Repeat the listing word for word. No pictures belong in the copy.

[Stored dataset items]
╔══
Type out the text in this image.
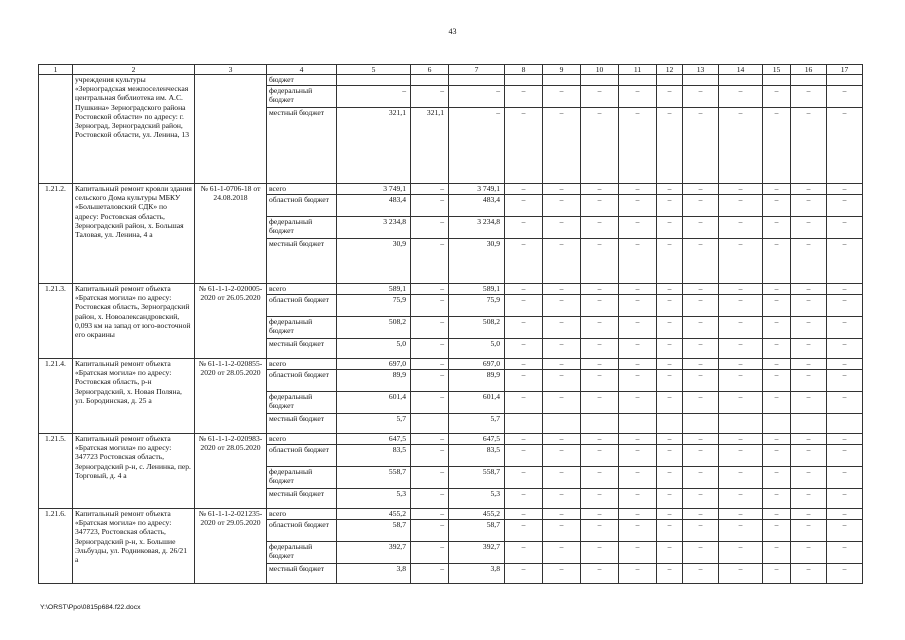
43
1	2	3	4	5	6	7	8	9	10	11	12	13	14	15	16	17
	учреждения культуры «Зерноградская межпоселенческая центральная библиотека им. А.С. Пушкина» Зерноградского района Ростовской области» по адресу: г. Зерноград, Зерноградский район, Ростовской области, ул. Ленина, 13		бюджет													
			федеральный бюджет	–	–	–	–	–	–	–	–	–	–	–	–	–
			местный бюджет	321,1	321,1	–	–	–	–	–	–	–	–	–	–	–
1.21.2.	Капитальный ремонт кровли здания сельского Дома культуры МБКУ «Большеталовский СДК» по адресу: Ростовская область, Зерноградский район, х. Большая Таловая, ул. Ленина, 4 а	№ 61-1-0706-18 от 24.08.2018	всего	3 749,1	–	3 749,1	–	–	–	–	–	–	–	–	–	–
			областной бюджет	483,4	–	483,4	–	–	–	–	–	–	–	–	–	–
			федеральный бюджет	3 234,8	–	3 234,8	–	–	–	–	–	–	–	–	–	–
			местный бюджет	30,9	–	30,9	–	–	–	–	–	–	–	–	–	–
1.21.3.	Капитальный ремонт объекта «Братская могила» по адресу: Ростовская область, Зерноградский район, х. Новоалександровский, 0,093 км на запад от юго-восточной его окраины	№ 61-1-1-2-020005-2020 от 26.05.2020	всего	589,1	–	589,1	–	–	–	–	–	–	–	–	–	–
			областной бюджет	75,9	–	75,9	–	–	–	–	–	–	–	–	–	–
			федеральный бюджет	508,2	–	508,2	–	–	–	–	–	–	–	–	–	–
			местный бюджет	5,0	–	5,0	–	–	–	–	–	–	–	–	–	–
1.21.4.	Капитальный ремонт объекта «Братская могила» по адресу: Ростовская область, р-н Зерноградский, х. Новая Поляна, ул. Бородинская, д. 25 а	№ 61-1-1-2-020855-2020 от 28.05.2020	всего	697,0	–	697,0	–	–	–	–	–	–	–	–	–	–
			областной бюджет	89,9	–	89,9	–	–	–	–	–	–	–	–	–	–
			федеральный бюджет	601,4	–	601,4	–	–	–	–	–	–	–	–	–	–
			местный бюджет	5,7		5,7										
1.21.5.	Капитальный ремонт объекта «Братская могила» по адресу: 347723 Ростовская область, Зерноградский р-н, с. Ленинка, пер. Торговый, д. 4 а	№ 61-1-1-2-020983-2020 от 28.05.2020	всего	647,5	–	647,5	–	–	–	–	–	–	–	–	–	–
			областной бюджет	83,5	–	83,5	–	–	–	–	–	–	–	–	–	–
			федеральный бюджет	558,7	–	558,7	–	–	–	–	–	–	–	–	–	–
			местный бюджет	5,3	–	5,3	–	–	–	–	–	–	–	–	–	–
1.21.6.	Капитальный ремонт объекта «Братская могила» по адресу: 347723, Ростовская область, Зерноградский р-н, х. Большие Эльбузды, ул. Родниковая, д. 26/21 а	№ 61-1-1-2-021235-2020 от 29.05.2020	всего	455,2	–	455,2	–	–	–	–	–	–	–	–	–	–
			областной бюджет	58,7	–	58,7	–	–	–	–	–	–	–	–	–	–
			федеральный бюджет	392,7	–	392,7	–	–	–	–	–	–	–	–	–	–
			местный бюджет	3,8	–	3,8	–	–	–	–	–	–	–	–	–	–
Y:\ORST\Ppo\0815p684.f22.docx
╚══
--- Finished exercise ---
Type out the text in this image.
43
1	2	3	4	5	6	7	8	9	10	11	12	13	14	15	16	17
	учреждения культуры «Зерноградская межпоселенческая центральная библиотека им. А.С. Пушкина» Зерноградского района Ростовской области» по адресу: г. Зерноград, Зерноградский район, Ростовской области, ул. Ленина, 13		бюджет													
			федеральный бюджет	–	–	–	–	–	–	–	–	–	–	–	–	–
			местный бюджет	321,1	321,1	–	–	–	–	–	–	–	–	–	–	–
1.21.2.	Капитальный ремонт кровли здания сельского Дома культуры МБКУ «Большеталовский СДК» по адресу: Ростовская область, Зерноградский район, х. Большая Таловая, ул. Ленина, 4 а	№ 61-1-0706-18 от 24.08.2018	всего	3 749,1	–	3 749,1	–	–	–	–	–	–	–	–	–	–
			областной бюджет	483,4	–	483,4	–	–	–	–	–	–	–	–	–	–
			федеральный бюджет	3 234,8	–	3 234,8	–	–	–	–	–	–	–	–	–	–
			местный бюджет	30,9	–	30,9	–	–	–	–	–	–	–	–	–	–
1.21.3.	Капитальный ремонт объекта «Братская могила» по адресу: Ростовская область, Зерноградский район, х. Новоалександровский, 0,093 км на запад от юго-восточной его окраины	№ 61-1-1-2-020005-2020 от 26.05.2020	всего	589,1	–	589,1	–	–	–	–	–	–	–	–	–	–
			областной бюджет	75,9	–	75,9	–	–	–	–	–	–	–	–	–	–
			федеральный бюджет	508,2	–	508,2	–	–	–	–	–	–	–	–	–	–
			местный бюджет	5,0	–	5,0	–	–	–	–	–	–	–	–	–	–
1.21.4.	Капитальный ремонт объекта «Братская могила» по адресу: Ростовская область, р-н Зерноградский, х. Новая Поляна, ул. Бородинская, д. 25 а	№ 61-1-1-2-020855-2020 от 28.05.2020	всего	697,0	–	697,0	–	–	–	–	–	–	–	–	–	–
			областной бюджет	89,9	–	89,9	–	–	–	–	–	–	–	–	–	–
			федеральный бюджет	601,4	–	601,4	–	–	–	–	–	–	–	–	–	–
			местный бюджет	5,7		5,7										
1.21.5.	Капитальный ремонт объекта «Братская могила» по адресу: 347723 Ростовская область, Зерноградский р-н, с. Ленинка, пер. Торговый, д. 4 а	№ 61-1-1-2-020983-2020 от 28.05.2020	всего	647,5	–	647,5	–	–	–	–	–	–	–	–	–	–
			областной бюджет	83,5	–	83,5	–	–	–	–	–	–	–	–	–	–
			федеральный бюджет	558,7	–	558,7	–	–	–	–	–	–	–	–	–	–
			местный бюджет	5,3	–	5,3	–	–	–	–	–	–	–	–	–	–
1.21.6.	Капитальный ремонт объекта «Братская могила» по адресу: 347723, Ростовская область, Зерноградский р-н, х. Большие Эльбузды, ул. Родниковая, д. 26/21 а	№ 61-1-1-2-021235-2020 от 29.05.2020	всего	455,2	–	455,2	–	–	–	–	–	–	–	–	–	–
			областной бюджет	58,7	–	58,7	–	–	–	–	–	–	–	–	–	–
			федеральный бюджет	392,7	–	392,7	–	–	–	–	–	–	–	–	–	–
			местный бюджет	3,8	–	3,8	–	–	–	–	–	–	–	–	–	–
Y:\ORST\Ppo\0815p684.f22.docx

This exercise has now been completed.